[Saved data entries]
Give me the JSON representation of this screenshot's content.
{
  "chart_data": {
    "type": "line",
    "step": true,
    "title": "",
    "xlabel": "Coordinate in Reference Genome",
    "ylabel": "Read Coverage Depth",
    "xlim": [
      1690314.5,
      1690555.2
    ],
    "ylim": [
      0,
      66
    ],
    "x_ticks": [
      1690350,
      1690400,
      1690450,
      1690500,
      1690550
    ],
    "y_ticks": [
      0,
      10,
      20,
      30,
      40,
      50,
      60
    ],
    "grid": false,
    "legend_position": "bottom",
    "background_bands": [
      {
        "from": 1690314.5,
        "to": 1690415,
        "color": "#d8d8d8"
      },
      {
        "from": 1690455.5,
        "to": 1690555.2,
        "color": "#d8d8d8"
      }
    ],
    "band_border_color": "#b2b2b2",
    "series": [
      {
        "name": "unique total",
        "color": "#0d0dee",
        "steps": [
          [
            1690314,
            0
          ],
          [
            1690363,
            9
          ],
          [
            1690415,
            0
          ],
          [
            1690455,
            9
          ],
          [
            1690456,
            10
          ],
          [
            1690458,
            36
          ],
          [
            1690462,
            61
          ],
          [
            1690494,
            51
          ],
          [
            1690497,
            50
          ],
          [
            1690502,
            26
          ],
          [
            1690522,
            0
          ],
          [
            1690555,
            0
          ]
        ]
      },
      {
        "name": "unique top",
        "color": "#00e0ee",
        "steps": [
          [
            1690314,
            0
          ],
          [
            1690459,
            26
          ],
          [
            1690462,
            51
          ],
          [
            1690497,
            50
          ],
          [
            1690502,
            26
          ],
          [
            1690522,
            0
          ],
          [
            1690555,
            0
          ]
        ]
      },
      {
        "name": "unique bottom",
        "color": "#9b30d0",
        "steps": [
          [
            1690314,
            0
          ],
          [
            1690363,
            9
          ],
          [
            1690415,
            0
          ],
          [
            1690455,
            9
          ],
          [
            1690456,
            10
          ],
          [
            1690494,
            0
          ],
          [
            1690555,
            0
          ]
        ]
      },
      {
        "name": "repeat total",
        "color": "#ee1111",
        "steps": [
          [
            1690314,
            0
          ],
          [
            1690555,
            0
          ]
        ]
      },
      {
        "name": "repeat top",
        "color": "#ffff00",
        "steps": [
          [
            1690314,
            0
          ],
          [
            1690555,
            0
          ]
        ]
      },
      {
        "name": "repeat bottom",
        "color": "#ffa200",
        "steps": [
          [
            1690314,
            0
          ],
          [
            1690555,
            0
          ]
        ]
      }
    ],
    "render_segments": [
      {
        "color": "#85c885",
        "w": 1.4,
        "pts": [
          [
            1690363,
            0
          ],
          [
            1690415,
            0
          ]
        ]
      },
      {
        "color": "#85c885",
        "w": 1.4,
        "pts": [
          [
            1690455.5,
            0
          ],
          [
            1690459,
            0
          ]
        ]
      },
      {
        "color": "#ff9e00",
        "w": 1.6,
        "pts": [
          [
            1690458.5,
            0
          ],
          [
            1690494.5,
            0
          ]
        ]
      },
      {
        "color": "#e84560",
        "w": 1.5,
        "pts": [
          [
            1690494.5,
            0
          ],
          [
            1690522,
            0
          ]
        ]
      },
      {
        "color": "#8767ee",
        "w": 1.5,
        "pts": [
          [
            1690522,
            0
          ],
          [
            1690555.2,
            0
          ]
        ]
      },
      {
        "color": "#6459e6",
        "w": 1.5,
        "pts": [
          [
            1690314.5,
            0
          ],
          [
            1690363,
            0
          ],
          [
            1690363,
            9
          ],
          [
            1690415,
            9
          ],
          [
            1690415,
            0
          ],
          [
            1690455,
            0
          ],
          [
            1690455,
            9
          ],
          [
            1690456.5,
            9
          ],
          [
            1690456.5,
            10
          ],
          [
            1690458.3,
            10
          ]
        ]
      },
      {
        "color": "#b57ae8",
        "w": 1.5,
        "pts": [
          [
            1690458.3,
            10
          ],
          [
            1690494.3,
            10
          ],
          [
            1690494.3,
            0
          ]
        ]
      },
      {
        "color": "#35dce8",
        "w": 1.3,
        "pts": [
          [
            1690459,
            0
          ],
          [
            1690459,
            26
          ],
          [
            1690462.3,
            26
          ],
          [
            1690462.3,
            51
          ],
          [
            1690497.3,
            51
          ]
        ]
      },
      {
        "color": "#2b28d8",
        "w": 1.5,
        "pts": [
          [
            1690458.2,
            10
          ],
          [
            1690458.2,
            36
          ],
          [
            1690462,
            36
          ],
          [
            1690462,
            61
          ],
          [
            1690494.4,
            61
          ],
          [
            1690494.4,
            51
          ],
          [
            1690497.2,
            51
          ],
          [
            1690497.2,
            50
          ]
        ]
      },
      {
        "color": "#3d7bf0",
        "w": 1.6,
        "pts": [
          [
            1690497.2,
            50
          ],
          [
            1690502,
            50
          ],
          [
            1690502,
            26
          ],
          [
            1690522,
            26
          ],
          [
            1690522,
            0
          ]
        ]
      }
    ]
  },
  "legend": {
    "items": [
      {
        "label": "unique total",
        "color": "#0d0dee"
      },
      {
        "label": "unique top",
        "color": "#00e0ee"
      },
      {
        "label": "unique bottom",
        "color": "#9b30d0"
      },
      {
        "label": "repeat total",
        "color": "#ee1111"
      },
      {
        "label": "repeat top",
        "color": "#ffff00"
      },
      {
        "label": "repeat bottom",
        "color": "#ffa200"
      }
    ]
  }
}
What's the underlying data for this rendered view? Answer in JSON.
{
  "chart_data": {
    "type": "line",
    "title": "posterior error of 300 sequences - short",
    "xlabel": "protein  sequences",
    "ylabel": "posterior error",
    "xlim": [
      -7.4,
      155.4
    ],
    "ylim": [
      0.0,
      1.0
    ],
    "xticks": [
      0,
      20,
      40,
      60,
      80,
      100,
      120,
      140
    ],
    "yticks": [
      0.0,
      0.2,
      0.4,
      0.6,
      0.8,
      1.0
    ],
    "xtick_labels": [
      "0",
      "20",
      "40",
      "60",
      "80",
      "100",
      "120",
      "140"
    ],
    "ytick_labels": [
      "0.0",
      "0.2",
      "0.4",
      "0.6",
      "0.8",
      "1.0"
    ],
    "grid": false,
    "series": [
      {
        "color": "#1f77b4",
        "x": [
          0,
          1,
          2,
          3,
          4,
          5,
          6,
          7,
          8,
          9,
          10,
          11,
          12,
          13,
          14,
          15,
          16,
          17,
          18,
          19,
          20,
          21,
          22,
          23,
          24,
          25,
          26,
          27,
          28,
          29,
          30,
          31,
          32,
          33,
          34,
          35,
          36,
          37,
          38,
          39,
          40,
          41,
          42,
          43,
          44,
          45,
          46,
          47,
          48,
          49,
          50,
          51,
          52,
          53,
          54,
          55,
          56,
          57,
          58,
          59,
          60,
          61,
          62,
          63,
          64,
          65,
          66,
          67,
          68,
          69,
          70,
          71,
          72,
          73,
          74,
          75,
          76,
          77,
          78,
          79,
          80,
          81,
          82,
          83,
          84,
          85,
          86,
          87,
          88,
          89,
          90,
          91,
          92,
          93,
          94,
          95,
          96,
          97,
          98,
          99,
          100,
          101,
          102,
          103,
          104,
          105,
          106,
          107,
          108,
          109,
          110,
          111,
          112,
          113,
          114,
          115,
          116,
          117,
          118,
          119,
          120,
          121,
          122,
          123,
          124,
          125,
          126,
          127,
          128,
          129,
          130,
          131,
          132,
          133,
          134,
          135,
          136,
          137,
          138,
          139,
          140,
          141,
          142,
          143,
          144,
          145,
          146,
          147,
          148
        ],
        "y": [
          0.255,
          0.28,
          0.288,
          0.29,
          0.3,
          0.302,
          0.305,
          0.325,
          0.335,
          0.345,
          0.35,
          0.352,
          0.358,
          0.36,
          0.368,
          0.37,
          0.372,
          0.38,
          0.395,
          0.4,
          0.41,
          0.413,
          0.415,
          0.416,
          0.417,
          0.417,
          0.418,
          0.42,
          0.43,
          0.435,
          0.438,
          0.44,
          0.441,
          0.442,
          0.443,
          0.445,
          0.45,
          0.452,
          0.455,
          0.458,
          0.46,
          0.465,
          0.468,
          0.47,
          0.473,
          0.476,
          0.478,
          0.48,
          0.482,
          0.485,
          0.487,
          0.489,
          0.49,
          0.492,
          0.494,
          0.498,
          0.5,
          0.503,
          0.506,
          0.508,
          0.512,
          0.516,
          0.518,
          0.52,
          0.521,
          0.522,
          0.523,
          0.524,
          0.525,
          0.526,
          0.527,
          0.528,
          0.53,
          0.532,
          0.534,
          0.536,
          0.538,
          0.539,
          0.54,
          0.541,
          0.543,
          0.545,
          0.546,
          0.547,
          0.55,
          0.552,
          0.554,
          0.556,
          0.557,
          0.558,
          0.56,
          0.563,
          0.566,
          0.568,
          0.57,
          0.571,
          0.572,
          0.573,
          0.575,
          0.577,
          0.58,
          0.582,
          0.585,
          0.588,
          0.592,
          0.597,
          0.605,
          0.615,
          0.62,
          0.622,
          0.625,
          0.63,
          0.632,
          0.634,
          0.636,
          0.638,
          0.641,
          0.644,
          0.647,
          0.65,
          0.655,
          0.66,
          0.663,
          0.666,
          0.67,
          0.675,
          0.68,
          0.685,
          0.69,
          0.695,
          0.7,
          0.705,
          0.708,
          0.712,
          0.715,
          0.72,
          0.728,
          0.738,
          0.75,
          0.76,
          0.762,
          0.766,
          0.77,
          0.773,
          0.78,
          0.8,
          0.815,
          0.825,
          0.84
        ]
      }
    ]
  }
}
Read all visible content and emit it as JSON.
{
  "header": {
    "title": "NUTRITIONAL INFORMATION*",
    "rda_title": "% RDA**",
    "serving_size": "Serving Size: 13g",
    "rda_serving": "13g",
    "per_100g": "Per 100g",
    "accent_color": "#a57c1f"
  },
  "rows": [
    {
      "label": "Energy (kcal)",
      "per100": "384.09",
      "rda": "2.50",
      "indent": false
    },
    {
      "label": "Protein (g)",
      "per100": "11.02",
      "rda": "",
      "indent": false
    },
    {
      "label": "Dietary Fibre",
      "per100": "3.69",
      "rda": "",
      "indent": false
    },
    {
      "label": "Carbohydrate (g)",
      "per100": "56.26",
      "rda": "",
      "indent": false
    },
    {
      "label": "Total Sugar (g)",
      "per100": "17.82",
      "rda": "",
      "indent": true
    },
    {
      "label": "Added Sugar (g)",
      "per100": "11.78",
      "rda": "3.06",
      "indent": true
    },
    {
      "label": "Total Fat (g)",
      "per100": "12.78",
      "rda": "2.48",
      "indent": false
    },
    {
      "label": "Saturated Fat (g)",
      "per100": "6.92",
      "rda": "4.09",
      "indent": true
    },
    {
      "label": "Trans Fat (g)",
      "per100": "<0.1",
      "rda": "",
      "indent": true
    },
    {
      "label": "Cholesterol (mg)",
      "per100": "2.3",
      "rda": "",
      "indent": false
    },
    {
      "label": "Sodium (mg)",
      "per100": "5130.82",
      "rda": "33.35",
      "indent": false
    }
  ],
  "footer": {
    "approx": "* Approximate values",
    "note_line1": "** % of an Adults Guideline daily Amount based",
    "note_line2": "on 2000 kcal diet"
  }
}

-- TASK DIRECTIONS --
Tally the lines of the entries that carry the word "unique" and say only that number.

-- ANSWER TO THE PROBLEM --
6